YOUR GOAL — Take from the listing each line that has the string "государственной".

Data records:
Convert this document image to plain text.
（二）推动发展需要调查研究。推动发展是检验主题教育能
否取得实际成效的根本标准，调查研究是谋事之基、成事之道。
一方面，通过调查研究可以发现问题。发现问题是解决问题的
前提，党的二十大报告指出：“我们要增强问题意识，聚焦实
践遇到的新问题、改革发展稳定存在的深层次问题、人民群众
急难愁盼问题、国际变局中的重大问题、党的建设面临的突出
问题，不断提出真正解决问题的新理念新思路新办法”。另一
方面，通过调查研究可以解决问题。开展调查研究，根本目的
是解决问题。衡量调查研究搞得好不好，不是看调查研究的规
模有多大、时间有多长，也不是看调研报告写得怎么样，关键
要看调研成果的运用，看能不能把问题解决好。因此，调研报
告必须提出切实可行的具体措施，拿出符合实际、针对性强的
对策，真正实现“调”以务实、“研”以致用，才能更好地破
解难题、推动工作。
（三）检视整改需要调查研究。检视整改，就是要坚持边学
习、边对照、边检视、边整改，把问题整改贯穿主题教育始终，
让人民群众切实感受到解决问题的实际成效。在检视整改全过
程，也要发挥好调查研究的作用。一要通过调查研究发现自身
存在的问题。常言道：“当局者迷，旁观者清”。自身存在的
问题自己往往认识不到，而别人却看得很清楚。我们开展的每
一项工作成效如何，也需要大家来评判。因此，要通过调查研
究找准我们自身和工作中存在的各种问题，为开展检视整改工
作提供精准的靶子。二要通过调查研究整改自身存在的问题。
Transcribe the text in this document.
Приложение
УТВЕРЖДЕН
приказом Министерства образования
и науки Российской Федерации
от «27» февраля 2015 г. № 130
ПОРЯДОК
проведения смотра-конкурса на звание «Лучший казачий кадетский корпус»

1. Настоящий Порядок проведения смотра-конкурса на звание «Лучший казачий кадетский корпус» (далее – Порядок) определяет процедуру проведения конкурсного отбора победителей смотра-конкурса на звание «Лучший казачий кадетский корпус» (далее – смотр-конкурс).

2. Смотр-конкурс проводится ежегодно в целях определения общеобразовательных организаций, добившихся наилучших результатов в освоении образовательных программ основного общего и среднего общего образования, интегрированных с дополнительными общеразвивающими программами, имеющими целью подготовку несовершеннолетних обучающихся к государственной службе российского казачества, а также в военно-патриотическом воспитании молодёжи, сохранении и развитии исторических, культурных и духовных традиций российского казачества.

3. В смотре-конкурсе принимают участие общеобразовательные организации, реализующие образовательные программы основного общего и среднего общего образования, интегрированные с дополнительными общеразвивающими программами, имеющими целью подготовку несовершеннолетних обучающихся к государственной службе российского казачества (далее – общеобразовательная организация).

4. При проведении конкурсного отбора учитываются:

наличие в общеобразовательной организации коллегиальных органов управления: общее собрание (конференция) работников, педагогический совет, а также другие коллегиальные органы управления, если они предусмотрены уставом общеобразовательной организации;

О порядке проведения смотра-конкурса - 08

EXERCISE RESPONSE —
2. Смотр-конкурс проводится ежегодно в целях определения общеобразовательных организаций, добившихся наилучших результатов в освоении образовательных программ основного общего и среднего общего образования, интегрированных с дополнительными общеразвивающими программами, имеющими целью подготовку несовершеннолетних обучающихся к государственной службе российского казачества, а также в военно-патриотическом воспитании молодёжи, сохранении и развитии исторических, культурных и духовных традиций российского казачества.
3. В смотре-конкурсе принимают участие общеобразовательные организации, реализующие образовательные программы основного общего и среднего общего образования, интегрированные с дополнительными общеразвивающими программами, имеющими целью подготовку несовершеннолетних обучающихся к государственной службе российского казачества (далее – общеобразовательная организация).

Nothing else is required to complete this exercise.